_APLICA LO LEÍDO_
**a.** Reescribe la parte del texto sobre la equidad de género que empieza en "A lo largo del" y termina en "muchas mujeres chilenas.", y reemplaza "avances" por "progresos".
**b.** Escribe la continuación del texto sobre la equidad de género a partir de su última oración.

_FRAGMENTO_
════════

¿Avances o inequidades?




A lo largo del mundo las mujeres han tenido avances productivos y legislativos. Sin embargo, en pleno Siglo 21, estos avances no han sido equitativos, ya que no llegan a todas por igual. Situación que han querido volcar mediante la reivindicación y empoderamiento femenino, accediendo al mercado laboral, social, económico, político, entre otros.

Es así como las mujeres de hoy son quienes escogen que quieren estudiar, como vestirse, el ser o no ser madre, entre otras muchas decisiones. No obstante, hay roles que la sociedad asume como exclusivos y propios del género, sobre todo en los casos cotidianos como la vida familiar, en el quehacer con los hijos/as, en la preparación de alimentos, limpieza de la casa, entre otras. La falta de co-responsabilidad ha provocado una sobre demanda en la multitarea en muchas mujeres chilenas.

════════

_MATERIAL DE ORIGEN_
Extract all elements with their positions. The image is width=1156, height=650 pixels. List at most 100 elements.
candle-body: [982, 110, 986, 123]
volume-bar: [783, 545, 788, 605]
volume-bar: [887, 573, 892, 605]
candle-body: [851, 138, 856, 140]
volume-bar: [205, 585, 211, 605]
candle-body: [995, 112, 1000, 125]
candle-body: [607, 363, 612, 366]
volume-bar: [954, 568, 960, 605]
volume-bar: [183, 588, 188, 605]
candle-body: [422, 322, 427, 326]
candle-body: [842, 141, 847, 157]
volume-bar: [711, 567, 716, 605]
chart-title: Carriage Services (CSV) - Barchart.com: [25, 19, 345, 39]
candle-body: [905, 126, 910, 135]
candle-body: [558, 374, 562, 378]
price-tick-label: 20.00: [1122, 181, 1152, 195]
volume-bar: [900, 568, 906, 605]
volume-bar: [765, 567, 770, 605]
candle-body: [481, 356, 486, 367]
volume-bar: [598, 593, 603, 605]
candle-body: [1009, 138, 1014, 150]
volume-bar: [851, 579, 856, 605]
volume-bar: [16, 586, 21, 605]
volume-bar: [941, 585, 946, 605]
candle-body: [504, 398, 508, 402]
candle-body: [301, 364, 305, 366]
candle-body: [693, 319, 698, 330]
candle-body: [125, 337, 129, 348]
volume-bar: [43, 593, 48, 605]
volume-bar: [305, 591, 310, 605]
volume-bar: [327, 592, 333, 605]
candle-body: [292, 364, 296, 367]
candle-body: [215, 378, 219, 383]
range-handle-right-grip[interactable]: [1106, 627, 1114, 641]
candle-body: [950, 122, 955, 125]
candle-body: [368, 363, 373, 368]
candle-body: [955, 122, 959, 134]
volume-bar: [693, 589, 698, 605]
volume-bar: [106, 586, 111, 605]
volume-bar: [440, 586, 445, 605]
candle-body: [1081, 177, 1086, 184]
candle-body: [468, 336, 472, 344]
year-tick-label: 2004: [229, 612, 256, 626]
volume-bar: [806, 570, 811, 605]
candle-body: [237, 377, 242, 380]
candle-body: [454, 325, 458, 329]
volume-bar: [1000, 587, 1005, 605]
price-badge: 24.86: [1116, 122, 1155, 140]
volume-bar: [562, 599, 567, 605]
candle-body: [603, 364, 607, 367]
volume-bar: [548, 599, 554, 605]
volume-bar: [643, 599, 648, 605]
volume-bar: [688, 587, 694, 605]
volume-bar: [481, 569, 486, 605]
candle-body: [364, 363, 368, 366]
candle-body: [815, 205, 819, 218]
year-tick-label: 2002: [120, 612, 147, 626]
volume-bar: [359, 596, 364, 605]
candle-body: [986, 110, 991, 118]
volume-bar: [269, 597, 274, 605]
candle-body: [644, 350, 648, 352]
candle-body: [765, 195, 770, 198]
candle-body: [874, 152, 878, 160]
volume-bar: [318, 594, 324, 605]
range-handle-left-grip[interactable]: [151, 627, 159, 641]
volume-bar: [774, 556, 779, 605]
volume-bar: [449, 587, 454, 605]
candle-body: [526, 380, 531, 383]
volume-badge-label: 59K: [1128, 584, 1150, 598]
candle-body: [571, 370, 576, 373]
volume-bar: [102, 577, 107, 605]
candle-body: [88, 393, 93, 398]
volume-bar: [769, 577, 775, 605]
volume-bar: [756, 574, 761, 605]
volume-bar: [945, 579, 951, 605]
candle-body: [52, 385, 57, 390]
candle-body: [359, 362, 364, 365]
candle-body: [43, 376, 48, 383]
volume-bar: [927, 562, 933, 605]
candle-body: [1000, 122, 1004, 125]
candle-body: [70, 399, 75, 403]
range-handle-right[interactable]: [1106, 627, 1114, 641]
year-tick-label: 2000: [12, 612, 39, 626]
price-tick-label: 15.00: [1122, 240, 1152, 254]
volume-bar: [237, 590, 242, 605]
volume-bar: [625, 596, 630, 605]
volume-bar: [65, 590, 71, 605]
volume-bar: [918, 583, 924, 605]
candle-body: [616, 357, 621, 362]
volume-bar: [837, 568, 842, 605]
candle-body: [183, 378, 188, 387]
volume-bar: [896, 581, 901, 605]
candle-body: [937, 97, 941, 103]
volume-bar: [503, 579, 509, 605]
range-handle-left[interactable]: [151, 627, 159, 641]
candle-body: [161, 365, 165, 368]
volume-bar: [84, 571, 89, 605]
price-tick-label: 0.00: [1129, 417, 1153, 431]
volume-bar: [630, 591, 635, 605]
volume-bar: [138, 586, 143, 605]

════════

_RESULTADOS OBTENIDOS_
**a.**
A lo largo del mundo las mujeres han tenido progresos productivos y legislativos. Sin embargo, en pleno Siglo 21, estos progresos no han sido equitativos, ya que no llegan a todas por igual. Situación que han querido volcar mediante la reivindicación y empoderamiento femenino, accediendo al mercado laboral, social, económico, político, entre otros.

Es así como las mujeres de hoy son quienes escogen que quieren estudiar, como vestirse, el ser o no ser madre, entre otras muchas decisiones. No obstante, hay roles que la sociedad asume como exclusivos y propios del género, sobre todo en los casos cotidianos como la vida familiar, en el quehacer con los hijos/as, en la preparación de alimentos, limpieza de la casa, entre otras. La falta de co-responsabilidad ha provocado una sobre demanda en la multitarea en muchas mujeres chilenas.

**b.**
Por otra parte, debido a esta multiplicidad de funciones, es que aparecen consignas como “abajo el patriarcado” cuyo origen es antiguo y fue escrito por Weber y Engels; quienes hacen referencia a esta famosa obra Estado, Familia y Propiedad Privada, reflejo de una institución de dominio masculino (Facio y Fries, 2005), hechos que se contraponen a los avances del XXI. Sin embargo, a modo de ejemplo, en el ámbito laboral la OIT en su página web señala que las mujeres ganan 17% menos que los hombres por hora trabajada y pese al aumento de su participación laboral aún están lejos de la igualdad (OIT, 2019) , asimismo lo ratifica la Fundación Sol, señalando que 7 de cada 10 mujeres con hogares monoparentales obtienen salarios inferiores a $380.000 (CASEN, 2017), que apenas superan la canasta básica de alimentos en $46.306 mil pesos, y qué pasa con los otros gastos básico.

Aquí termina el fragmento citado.